Exercise brief: Rewrite the lines of the items below, from the line containing "- cell-value-a: [320, 577, 378, 605]" to the line containing "- table-row: [88, 437, 602, 451]", both included, as a Markdown table with two columns: "No." for the row number and "Entry" for the line itself. Omit any blank lines.

Rows:
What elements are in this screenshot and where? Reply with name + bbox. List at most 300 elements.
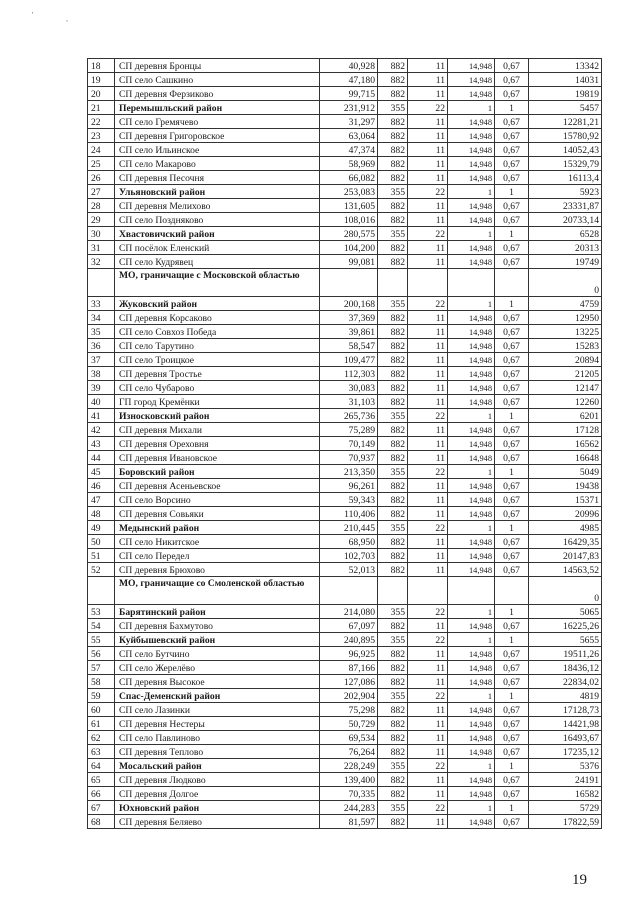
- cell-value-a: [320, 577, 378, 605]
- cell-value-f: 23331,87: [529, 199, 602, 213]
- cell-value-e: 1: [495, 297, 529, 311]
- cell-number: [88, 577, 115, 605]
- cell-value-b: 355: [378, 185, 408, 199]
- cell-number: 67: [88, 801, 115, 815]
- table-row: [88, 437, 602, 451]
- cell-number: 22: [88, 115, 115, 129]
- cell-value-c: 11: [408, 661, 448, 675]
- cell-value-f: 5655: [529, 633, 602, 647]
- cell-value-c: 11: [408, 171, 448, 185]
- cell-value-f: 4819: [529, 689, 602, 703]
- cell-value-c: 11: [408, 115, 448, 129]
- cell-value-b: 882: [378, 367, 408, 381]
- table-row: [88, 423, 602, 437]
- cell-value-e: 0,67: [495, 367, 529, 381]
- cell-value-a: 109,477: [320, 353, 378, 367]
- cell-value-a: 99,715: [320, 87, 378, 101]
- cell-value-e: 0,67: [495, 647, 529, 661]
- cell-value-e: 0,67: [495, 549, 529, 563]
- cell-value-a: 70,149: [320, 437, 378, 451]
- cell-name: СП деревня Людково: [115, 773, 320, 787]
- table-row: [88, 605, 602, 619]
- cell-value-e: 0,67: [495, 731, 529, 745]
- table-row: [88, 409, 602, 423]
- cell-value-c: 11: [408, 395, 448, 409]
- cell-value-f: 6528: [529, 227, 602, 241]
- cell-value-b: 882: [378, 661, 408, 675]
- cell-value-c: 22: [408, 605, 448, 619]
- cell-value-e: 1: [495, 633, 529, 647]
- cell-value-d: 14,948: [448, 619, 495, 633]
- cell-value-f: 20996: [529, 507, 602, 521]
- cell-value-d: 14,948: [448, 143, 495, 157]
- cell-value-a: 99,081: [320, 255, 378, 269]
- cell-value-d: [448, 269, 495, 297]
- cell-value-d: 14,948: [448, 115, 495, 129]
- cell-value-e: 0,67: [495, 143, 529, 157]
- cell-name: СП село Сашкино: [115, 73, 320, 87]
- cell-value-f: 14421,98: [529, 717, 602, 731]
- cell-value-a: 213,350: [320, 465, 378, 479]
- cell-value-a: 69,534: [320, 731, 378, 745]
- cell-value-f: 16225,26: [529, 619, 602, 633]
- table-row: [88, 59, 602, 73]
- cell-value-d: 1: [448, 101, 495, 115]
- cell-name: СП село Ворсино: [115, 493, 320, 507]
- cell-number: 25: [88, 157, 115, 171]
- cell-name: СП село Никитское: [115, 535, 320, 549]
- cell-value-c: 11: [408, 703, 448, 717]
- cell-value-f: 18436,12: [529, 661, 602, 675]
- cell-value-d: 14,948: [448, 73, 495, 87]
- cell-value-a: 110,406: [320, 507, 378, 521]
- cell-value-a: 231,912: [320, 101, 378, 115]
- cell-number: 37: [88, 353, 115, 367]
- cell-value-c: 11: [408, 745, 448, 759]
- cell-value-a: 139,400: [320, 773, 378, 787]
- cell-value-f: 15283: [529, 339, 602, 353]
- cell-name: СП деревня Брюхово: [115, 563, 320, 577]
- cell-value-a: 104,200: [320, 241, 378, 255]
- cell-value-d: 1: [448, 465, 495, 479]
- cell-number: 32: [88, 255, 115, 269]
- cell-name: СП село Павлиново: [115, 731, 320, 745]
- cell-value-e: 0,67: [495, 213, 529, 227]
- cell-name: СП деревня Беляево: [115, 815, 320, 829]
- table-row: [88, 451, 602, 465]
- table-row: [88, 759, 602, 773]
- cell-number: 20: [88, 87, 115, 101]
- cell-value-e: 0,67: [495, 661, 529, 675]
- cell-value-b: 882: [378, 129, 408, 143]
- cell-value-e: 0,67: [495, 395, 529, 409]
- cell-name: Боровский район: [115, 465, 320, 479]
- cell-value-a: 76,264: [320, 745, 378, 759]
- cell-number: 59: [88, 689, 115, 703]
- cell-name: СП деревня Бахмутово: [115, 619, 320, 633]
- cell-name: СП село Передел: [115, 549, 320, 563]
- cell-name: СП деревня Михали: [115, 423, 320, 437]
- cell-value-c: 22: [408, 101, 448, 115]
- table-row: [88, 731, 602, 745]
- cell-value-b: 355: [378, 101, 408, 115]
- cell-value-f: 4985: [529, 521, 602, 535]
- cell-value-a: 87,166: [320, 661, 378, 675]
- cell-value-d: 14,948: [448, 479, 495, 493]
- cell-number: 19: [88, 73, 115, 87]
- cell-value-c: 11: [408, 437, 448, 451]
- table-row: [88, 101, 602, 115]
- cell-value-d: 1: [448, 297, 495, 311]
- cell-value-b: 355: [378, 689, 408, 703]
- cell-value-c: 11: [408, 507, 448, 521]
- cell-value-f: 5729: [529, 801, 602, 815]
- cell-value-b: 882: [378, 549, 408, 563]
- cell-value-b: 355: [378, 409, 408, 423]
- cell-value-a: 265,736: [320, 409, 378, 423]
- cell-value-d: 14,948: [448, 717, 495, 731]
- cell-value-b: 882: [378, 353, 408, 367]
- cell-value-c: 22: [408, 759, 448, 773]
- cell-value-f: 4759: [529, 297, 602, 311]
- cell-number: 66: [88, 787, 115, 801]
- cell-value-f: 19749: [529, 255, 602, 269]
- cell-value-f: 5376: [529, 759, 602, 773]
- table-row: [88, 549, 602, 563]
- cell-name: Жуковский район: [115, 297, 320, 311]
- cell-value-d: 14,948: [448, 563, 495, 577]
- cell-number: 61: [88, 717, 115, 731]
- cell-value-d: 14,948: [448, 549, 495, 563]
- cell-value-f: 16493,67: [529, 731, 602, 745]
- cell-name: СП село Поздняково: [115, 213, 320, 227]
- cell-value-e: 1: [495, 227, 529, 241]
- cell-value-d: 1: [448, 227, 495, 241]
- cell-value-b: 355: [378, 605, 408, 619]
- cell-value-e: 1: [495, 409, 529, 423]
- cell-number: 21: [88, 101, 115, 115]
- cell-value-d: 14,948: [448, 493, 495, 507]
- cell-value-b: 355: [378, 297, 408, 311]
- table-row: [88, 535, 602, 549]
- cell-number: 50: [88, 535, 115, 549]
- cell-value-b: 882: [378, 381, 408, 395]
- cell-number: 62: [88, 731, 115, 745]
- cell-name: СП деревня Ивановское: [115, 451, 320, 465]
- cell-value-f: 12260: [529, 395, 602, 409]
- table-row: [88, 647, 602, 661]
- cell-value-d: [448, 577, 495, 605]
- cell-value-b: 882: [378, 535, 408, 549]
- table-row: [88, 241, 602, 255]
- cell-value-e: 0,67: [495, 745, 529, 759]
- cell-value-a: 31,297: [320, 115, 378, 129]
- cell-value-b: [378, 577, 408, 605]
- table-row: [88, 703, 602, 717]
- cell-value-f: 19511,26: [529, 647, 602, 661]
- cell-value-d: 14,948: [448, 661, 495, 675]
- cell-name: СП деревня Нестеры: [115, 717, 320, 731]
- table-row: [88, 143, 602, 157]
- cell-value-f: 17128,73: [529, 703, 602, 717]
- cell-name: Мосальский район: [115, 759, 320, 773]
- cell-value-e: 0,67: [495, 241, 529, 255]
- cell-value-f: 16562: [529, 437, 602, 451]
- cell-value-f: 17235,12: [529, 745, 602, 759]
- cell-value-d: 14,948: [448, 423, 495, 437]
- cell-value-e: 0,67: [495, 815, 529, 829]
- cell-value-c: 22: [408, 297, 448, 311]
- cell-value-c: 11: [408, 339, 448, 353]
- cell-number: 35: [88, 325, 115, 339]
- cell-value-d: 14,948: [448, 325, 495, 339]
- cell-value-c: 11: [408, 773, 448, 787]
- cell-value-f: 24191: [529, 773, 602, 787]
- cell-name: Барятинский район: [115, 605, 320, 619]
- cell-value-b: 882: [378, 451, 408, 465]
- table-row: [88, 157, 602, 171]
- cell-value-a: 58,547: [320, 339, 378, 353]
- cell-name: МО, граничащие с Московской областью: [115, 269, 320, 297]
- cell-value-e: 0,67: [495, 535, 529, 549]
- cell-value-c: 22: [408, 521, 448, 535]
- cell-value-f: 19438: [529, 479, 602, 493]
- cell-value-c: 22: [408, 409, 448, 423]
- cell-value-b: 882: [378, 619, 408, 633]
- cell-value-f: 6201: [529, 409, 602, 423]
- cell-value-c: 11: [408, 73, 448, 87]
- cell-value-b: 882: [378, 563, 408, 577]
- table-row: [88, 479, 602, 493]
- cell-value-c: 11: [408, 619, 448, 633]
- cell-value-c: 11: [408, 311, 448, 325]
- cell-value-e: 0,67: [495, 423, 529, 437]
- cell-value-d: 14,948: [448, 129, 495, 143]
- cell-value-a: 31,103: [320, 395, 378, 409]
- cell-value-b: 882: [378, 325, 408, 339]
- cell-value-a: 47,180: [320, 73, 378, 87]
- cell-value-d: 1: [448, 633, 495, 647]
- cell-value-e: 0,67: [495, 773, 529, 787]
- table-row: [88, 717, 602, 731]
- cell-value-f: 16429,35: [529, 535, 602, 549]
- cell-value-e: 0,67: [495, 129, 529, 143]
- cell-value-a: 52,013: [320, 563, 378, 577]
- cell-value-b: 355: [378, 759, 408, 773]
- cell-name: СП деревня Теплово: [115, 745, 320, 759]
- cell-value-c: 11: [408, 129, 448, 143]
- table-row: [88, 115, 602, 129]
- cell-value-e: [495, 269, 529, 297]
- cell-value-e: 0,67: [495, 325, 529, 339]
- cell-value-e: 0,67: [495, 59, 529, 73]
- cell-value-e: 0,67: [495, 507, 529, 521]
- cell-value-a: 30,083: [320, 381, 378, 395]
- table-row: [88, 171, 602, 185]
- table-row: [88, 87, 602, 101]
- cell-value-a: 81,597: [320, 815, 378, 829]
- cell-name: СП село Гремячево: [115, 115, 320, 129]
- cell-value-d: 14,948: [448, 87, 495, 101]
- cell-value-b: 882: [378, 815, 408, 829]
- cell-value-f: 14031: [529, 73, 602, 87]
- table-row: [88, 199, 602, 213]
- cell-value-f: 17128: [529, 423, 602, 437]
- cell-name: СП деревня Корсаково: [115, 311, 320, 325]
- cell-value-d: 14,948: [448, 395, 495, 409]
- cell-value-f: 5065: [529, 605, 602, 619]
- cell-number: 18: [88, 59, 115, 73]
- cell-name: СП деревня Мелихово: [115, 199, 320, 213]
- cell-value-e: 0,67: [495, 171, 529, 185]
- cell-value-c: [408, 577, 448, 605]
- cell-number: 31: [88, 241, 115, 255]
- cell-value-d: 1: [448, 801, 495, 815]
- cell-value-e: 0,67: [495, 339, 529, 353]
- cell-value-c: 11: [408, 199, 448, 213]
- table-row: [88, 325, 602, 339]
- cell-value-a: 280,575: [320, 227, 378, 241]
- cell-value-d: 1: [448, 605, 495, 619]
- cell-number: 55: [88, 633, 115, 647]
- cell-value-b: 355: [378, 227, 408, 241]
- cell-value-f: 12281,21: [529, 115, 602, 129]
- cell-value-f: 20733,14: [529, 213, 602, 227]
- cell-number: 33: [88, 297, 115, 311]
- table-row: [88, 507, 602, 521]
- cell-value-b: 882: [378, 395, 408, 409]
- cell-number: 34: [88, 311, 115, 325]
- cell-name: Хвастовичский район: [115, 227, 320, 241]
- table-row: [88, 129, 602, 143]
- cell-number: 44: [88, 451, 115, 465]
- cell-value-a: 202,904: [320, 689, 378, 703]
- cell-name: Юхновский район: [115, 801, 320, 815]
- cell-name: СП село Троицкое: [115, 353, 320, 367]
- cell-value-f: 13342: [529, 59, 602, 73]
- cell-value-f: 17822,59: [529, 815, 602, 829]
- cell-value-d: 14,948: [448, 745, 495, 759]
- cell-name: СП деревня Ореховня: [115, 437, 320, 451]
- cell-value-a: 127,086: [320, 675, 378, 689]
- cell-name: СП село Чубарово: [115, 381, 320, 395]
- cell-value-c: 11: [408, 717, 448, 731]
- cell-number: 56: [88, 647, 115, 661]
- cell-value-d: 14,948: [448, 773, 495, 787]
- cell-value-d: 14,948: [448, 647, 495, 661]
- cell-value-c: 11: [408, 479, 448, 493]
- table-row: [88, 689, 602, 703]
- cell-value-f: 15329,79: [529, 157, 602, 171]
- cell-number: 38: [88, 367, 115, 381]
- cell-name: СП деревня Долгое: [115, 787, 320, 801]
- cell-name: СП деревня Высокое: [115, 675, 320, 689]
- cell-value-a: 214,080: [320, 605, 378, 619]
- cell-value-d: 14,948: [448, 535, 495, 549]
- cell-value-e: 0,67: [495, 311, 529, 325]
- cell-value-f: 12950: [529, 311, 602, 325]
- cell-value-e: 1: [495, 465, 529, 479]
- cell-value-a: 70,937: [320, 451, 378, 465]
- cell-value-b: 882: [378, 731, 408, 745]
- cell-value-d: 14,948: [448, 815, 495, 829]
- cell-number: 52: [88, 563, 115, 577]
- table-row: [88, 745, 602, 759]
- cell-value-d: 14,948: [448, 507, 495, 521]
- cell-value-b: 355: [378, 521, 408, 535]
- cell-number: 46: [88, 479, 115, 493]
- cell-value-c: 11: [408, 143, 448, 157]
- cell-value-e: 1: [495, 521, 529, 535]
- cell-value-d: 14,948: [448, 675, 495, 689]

Answer for this exercise:
| No. | Entry |
|---|---|
| 1 | - cell-value-a: [320, 577, 378, 605] |
| 2 | - cell-value-f: 23331,87: [529, 199, 602, 213] |
| 3 | - cell-value-e: 1: [495, 297, 529, 311] |
| 4 | - cell-number: [88, 577, 115, 605] |
| 5 | - cell-value-b: 355: [378, 185, 408, 199] |
| 6 | - cell-number: 67: [88, 801, 115, 815] |
| 7 | - table-row: [88, 437, 602, 451] |